[Written exercise] Pull each line holding "theme" out of the entries below.

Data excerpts
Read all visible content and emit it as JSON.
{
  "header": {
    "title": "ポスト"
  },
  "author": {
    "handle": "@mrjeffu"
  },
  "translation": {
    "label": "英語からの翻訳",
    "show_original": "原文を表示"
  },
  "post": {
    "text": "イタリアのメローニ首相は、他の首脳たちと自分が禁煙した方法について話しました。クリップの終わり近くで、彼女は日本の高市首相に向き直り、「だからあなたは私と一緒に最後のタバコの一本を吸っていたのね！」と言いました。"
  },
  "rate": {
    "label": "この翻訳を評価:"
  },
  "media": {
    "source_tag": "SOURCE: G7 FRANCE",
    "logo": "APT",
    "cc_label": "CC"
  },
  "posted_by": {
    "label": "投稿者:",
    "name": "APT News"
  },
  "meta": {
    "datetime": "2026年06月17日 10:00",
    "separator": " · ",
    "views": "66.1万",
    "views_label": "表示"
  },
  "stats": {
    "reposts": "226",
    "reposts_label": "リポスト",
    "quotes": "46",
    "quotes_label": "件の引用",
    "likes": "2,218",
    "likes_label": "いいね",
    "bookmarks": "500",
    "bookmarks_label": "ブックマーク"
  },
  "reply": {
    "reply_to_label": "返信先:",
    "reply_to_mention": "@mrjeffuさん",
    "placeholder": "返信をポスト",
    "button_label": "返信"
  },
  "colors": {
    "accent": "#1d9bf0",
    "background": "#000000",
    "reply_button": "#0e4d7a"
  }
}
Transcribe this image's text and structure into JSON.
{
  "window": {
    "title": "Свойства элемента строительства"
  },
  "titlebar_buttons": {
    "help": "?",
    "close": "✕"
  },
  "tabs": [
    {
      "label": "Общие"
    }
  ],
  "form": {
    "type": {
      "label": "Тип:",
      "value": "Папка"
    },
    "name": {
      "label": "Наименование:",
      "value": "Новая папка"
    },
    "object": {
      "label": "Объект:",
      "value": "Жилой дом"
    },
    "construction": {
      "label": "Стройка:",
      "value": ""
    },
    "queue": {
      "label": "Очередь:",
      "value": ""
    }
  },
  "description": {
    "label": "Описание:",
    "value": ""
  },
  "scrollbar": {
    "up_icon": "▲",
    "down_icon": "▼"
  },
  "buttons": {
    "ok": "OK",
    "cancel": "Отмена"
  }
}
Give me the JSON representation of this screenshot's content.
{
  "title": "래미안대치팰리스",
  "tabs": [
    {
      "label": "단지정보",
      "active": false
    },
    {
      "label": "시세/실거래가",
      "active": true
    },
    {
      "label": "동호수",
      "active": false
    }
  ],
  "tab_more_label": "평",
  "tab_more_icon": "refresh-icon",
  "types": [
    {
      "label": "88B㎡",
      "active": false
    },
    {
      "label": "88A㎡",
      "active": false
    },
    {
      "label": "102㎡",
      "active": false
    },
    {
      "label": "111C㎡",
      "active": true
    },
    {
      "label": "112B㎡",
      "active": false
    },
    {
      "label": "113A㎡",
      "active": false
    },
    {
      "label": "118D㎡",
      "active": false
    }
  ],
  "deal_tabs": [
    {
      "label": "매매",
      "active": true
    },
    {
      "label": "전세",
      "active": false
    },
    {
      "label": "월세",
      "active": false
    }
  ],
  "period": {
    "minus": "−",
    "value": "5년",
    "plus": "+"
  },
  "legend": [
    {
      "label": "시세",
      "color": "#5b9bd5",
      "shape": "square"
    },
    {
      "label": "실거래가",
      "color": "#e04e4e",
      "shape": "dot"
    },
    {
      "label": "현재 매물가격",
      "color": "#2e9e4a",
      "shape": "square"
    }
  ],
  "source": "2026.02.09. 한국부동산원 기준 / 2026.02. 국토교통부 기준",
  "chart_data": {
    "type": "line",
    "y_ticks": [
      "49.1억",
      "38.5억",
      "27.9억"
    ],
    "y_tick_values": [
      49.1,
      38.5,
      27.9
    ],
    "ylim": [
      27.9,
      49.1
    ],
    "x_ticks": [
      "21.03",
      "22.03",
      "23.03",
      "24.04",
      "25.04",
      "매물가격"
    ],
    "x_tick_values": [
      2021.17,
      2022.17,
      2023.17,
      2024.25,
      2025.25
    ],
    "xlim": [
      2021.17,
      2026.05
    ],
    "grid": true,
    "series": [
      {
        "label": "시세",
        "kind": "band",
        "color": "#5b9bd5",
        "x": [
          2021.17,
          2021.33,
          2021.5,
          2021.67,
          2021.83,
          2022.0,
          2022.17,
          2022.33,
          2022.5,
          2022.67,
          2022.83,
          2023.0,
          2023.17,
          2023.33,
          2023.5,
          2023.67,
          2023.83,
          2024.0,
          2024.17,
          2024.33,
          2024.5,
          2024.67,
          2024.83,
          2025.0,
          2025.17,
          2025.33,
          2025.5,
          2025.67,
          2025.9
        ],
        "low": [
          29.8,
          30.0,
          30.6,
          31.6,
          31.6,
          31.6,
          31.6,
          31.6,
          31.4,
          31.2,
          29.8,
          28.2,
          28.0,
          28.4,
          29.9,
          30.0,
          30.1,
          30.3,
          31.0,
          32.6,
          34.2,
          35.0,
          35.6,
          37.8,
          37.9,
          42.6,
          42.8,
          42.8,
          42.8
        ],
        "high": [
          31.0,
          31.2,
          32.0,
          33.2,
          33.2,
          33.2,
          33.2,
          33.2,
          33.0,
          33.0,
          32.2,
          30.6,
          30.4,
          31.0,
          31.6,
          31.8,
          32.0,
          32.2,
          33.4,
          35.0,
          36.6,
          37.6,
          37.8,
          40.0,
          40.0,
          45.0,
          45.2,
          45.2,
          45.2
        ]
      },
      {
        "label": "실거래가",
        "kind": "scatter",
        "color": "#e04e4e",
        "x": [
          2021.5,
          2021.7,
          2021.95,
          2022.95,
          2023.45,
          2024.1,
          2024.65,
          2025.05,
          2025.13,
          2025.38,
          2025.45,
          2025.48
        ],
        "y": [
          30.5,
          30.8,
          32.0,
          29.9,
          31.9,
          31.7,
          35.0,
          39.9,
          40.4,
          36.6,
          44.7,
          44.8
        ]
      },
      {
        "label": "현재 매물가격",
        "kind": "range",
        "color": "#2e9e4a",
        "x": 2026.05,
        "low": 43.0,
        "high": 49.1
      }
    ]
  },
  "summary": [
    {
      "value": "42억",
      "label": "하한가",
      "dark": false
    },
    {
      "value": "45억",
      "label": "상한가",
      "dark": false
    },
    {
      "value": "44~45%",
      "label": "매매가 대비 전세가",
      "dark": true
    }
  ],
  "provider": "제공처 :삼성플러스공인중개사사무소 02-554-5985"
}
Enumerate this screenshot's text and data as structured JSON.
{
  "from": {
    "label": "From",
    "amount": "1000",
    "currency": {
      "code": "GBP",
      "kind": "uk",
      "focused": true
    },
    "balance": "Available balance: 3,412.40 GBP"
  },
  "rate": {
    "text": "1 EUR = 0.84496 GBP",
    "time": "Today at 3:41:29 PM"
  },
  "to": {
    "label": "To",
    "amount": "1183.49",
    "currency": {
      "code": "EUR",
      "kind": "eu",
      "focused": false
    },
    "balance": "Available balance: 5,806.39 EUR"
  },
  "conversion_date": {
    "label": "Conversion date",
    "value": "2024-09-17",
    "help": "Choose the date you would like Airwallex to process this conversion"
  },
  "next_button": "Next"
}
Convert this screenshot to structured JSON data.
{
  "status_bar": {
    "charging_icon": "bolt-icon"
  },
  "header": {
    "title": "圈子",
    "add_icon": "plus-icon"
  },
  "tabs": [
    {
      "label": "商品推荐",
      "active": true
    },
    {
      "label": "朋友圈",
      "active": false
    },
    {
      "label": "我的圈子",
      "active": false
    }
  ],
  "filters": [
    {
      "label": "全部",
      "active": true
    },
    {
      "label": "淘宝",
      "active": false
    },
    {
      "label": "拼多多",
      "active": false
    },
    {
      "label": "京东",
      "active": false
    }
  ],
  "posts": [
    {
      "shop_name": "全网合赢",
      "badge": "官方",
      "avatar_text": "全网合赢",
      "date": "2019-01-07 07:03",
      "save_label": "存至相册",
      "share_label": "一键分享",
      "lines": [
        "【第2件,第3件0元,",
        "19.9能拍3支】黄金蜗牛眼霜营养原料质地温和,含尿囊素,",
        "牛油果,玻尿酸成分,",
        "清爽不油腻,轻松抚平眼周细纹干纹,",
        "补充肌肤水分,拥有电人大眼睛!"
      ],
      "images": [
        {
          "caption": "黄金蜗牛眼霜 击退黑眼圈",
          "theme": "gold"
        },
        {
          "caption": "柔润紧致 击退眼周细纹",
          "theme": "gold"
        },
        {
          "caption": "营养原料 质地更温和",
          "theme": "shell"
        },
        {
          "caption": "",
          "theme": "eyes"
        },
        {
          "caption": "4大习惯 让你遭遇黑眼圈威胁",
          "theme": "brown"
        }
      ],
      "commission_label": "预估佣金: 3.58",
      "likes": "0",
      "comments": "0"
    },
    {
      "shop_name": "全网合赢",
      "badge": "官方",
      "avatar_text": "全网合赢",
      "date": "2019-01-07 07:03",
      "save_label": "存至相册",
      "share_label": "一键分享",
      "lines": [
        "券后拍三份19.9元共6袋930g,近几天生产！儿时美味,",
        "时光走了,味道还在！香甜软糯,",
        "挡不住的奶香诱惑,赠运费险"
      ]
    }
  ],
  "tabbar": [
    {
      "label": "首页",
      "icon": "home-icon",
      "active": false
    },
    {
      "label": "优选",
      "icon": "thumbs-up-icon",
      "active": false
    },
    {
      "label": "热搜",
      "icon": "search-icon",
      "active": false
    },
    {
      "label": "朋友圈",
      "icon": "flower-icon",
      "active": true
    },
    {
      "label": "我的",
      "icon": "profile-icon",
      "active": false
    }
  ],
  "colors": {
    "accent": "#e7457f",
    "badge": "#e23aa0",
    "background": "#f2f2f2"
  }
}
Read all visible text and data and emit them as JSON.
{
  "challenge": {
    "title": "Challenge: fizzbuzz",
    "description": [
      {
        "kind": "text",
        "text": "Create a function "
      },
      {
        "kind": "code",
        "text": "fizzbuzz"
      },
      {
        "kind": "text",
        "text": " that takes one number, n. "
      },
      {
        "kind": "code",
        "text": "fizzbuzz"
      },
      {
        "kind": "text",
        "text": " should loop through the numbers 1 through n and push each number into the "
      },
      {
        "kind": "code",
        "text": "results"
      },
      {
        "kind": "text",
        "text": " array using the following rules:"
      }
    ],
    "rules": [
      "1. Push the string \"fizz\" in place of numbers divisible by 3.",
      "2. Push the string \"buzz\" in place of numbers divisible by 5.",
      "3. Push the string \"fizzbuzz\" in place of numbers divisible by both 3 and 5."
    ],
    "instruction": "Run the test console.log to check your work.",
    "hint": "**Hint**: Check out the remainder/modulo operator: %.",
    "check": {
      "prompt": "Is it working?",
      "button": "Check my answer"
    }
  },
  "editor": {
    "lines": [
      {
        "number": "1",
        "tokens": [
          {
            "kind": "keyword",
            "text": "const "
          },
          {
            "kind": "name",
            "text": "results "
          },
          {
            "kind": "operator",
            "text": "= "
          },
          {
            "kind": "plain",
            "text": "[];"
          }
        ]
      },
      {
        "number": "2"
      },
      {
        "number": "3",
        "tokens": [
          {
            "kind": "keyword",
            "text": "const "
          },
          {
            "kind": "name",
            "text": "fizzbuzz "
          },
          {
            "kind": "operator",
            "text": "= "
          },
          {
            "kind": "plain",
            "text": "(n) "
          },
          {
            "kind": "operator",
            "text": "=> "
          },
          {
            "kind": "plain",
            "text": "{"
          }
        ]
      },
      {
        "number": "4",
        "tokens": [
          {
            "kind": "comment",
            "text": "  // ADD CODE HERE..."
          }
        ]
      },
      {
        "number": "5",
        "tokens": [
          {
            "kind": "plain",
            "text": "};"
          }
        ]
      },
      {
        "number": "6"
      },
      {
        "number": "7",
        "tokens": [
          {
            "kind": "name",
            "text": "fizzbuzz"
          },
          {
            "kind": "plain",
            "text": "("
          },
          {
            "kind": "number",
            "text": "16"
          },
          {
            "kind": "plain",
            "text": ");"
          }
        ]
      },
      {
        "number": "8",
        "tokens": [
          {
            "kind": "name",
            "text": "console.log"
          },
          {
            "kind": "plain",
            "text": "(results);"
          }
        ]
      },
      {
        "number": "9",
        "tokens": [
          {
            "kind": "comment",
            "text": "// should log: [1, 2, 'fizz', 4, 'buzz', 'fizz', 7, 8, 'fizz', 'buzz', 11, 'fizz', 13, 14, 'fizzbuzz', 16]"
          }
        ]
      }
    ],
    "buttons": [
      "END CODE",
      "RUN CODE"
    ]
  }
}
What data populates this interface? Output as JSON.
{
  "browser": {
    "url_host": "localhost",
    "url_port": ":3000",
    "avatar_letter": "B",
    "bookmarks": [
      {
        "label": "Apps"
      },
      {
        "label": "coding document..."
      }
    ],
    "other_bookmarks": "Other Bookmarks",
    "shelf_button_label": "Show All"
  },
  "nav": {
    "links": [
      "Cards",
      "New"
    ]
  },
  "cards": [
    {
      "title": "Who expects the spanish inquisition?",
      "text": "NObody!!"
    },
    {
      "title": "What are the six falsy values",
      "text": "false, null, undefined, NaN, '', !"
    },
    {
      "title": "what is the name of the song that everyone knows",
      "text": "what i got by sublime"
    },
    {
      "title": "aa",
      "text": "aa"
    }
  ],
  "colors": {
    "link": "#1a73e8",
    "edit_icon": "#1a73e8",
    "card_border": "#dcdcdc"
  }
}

[Written answer]
          "theme": "gold"
          "theme": "gold"
          "theme": "shell"
          "theme": "eyes"
          "theme": "brown"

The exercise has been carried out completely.